PROBLEM DETAILS> Pull from the data below each line where the word "nicht" occurs, and copy it.

ENTRIES PROVIDED>
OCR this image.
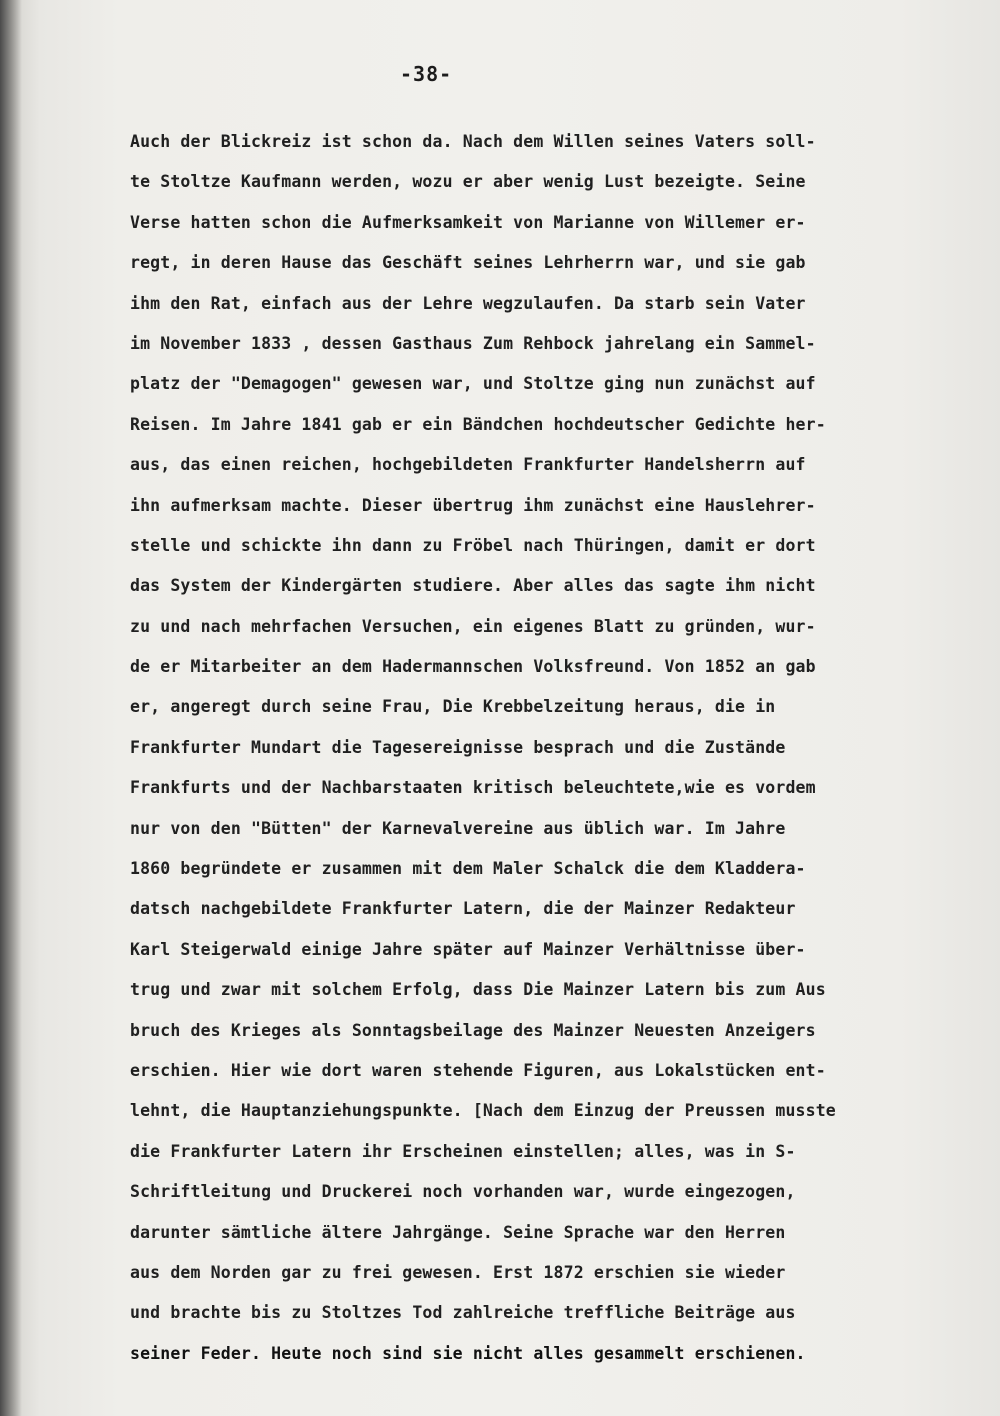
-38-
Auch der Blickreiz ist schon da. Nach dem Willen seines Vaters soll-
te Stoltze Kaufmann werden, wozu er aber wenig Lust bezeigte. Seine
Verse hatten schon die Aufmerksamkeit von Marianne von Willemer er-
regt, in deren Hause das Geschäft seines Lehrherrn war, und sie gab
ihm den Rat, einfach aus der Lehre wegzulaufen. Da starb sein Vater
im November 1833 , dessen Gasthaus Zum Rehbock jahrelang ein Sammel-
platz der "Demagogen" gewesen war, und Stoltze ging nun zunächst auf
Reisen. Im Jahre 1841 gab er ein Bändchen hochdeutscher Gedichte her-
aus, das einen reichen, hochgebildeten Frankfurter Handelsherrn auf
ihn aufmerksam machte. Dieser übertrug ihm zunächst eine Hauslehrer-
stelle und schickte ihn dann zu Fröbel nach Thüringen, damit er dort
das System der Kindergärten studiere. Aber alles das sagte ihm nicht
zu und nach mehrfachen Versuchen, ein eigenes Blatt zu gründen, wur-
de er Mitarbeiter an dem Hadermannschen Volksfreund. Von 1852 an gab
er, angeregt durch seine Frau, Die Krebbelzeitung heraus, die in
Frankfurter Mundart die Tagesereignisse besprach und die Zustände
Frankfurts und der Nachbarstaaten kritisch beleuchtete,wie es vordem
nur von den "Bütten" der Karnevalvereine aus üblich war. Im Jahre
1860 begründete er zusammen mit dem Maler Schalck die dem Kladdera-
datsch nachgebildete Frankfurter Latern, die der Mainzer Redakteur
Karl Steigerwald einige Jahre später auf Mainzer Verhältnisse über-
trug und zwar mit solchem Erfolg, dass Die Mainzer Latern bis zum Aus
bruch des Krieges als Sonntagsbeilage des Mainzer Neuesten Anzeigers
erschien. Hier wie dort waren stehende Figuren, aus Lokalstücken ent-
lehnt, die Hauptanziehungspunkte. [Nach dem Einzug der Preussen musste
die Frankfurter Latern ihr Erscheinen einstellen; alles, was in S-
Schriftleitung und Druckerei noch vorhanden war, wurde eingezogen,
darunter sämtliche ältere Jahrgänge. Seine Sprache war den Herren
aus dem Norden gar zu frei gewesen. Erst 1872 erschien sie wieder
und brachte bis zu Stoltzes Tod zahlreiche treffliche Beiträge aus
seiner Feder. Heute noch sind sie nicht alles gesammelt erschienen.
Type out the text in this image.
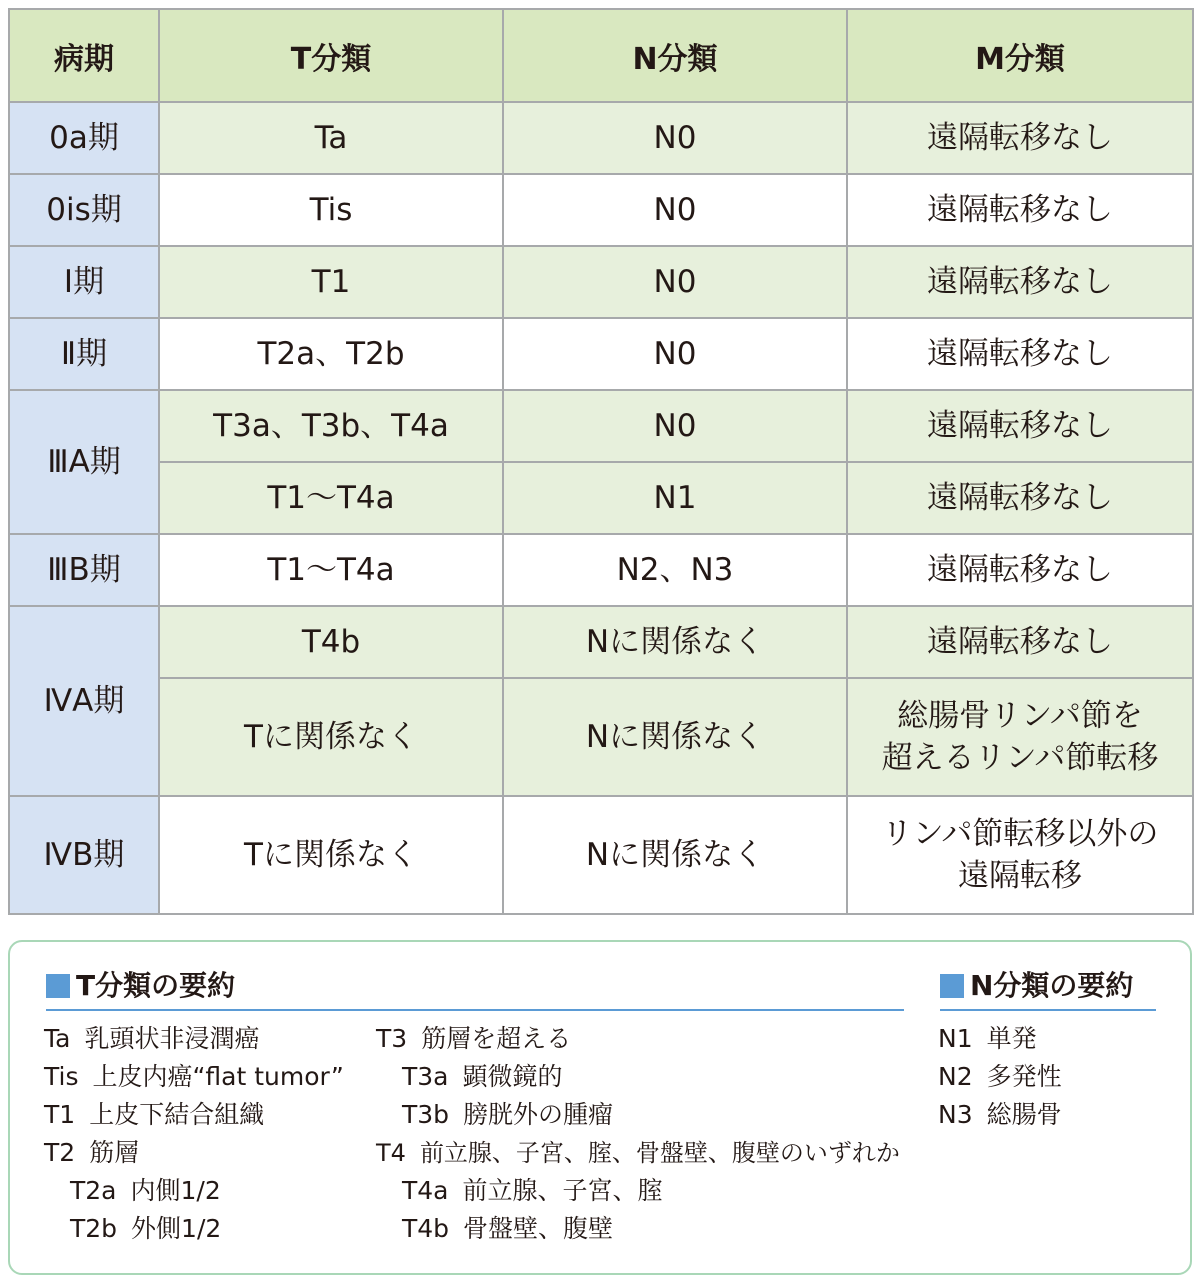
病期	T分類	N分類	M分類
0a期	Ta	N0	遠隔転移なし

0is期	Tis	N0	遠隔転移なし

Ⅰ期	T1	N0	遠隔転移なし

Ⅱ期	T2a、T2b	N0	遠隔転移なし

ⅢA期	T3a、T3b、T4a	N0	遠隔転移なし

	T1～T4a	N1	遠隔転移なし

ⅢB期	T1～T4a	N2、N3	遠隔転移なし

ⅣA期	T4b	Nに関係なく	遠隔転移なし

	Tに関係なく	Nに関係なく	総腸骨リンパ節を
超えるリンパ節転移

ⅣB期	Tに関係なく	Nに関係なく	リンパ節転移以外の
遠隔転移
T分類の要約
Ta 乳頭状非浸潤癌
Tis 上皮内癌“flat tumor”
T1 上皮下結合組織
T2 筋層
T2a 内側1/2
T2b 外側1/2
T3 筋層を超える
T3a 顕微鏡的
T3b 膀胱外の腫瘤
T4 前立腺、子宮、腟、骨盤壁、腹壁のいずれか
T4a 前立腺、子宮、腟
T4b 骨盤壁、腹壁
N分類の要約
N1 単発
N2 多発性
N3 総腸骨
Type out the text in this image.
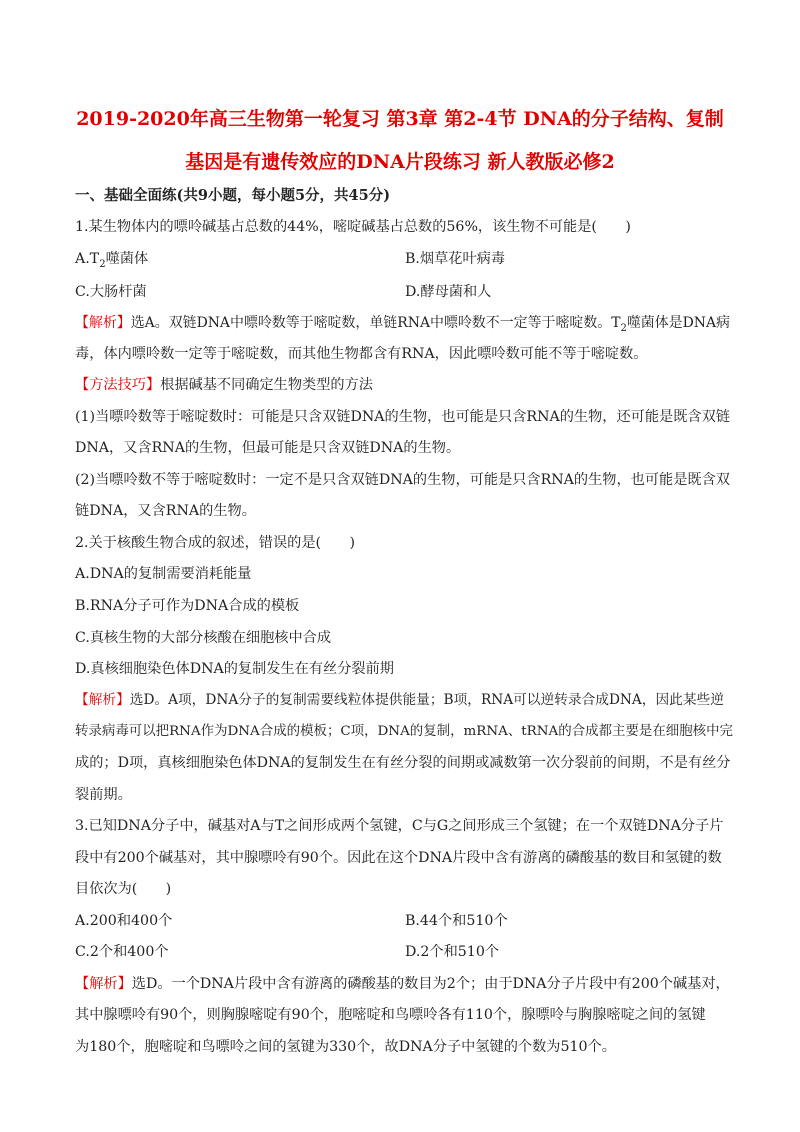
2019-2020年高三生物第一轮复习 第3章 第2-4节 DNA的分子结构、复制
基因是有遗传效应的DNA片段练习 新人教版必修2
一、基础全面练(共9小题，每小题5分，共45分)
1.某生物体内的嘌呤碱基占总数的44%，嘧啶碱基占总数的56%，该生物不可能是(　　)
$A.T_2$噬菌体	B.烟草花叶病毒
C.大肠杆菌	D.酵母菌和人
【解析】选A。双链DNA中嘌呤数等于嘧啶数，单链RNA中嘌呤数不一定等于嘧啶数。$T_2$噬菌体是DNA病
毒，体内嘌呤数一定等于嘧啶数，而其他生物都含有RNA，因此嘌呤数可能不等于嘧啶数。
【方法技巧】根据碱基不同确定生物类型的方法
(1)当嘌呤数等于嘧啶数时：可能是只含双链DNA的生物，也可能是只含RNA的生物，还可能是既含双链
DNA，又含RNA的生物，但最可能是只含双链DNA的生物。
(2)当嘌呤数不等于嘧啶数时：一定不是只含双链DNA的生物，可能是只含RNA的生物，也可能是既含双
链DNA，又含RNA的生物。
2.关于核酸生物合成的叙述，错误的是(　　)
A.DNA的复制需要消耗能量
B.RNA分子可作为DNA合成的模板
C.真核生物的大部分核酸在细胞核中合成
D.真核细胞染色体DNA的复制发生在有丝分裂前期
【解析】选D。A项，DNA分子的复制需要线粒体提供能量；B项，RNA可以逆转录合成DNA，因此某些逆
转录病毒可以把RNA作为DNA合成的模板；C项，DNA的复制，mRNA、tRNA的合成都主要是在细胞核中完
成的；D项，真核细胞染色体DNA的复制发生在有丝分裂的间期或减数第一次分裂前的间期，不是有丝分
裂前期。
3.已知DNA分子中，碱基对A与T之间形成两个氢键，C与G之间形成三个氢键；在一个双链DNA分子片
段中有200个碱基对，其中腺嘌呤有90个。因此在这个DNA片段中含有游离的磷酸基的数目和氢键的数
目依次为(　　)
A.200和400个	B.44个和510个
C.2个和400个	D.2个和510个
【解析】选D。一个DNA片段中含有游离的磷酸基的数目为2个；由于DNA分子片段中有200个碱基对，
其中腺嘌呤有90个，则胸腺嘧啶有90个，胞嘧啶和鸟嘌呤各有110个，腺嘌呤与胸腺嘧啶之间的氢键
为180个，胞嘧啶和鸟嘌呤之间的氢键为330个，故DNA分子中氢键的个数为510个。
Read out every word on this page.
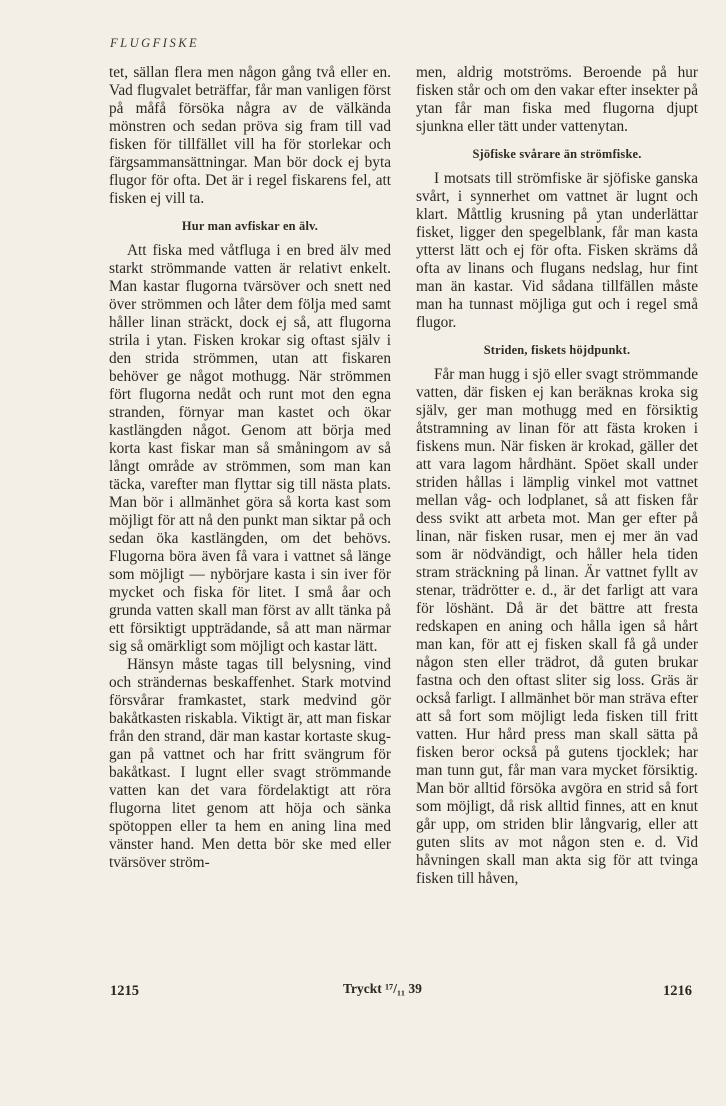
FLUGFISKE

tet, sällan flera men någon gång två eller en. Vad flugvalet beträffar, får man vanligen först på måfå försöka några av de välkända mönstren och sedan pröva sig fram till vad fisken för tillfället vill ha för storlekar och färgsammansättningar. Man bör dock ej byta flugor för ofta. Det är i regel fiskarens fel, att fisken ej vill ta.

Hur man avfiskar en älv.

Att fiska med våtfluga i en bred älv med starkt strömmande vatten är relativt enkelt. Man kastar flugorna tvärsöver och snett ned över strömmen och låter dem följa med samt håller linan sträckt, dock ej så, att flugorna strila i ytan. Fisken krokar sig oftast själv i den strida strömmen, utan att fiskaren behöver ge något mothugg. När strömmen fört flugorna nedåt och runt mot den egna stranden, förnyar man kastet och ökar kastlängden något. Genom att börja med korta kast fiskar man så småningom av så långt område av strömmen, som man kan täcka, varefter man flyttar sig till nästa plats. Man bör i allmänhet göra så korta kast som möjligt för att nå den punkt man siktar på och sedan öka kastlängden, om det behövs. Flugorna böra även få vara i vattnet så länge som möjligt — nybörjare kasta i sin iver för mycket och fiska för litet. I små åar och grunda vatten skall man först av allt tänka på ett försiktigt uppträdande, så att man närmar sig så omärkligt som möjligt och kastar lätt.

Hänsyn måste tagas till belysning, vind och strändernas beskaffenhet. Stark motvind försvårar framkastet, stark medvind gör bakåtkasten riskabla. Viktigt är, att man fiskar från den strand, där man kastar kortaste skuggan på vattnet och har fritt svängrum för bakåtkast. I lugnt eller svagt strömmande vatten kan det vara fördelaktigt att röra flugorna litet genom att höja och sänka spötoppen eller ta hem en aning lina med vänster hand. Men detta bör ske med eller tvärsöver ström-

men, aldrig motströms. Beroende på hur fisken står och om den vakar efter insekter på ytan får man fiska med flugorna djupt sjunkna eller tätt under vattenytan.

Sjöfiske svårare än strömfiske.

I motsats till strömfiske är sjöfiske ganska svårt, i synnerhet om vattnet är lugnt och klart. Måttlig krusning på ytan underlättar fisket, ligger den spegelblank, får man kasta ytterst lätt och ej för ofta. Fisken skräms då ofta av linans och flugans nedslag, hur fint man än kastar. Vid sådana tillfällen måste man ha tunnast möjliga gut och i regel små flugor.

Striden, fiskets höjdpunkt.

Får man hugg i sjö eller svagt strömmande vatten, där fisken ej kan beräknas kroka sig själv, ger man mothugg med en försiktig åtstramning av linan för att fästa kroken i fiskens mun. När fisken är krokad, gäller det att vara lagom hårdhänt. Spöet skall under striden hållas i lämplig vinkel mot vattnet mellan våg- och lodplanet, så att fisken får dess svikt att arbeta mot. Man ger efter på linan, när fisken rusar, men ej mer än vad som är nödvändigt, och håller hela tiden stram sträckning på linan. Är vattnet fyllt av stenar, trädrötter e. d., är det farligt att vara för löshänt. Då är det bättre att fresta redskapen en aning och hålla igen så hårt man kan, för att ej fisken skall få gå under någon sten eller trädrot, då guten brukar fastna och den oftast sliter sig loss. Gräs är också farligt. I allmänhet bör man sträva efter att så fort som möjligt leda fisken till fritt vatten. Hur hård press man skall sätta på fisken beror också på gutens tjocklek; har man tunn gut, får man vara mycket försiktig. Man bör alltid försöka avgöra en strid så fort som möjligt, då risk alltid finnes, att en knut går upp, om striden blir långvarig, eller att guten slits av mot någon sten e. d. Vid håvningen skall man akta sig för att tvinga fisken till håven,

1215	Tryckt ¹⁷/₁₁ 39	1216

SOLUTION BELOW>
das System der Kindergärten studiere. Aber alles das sagte ihm nicht
seiner Feder. Heute noch sind sie nicht alles gesammelt erschienen.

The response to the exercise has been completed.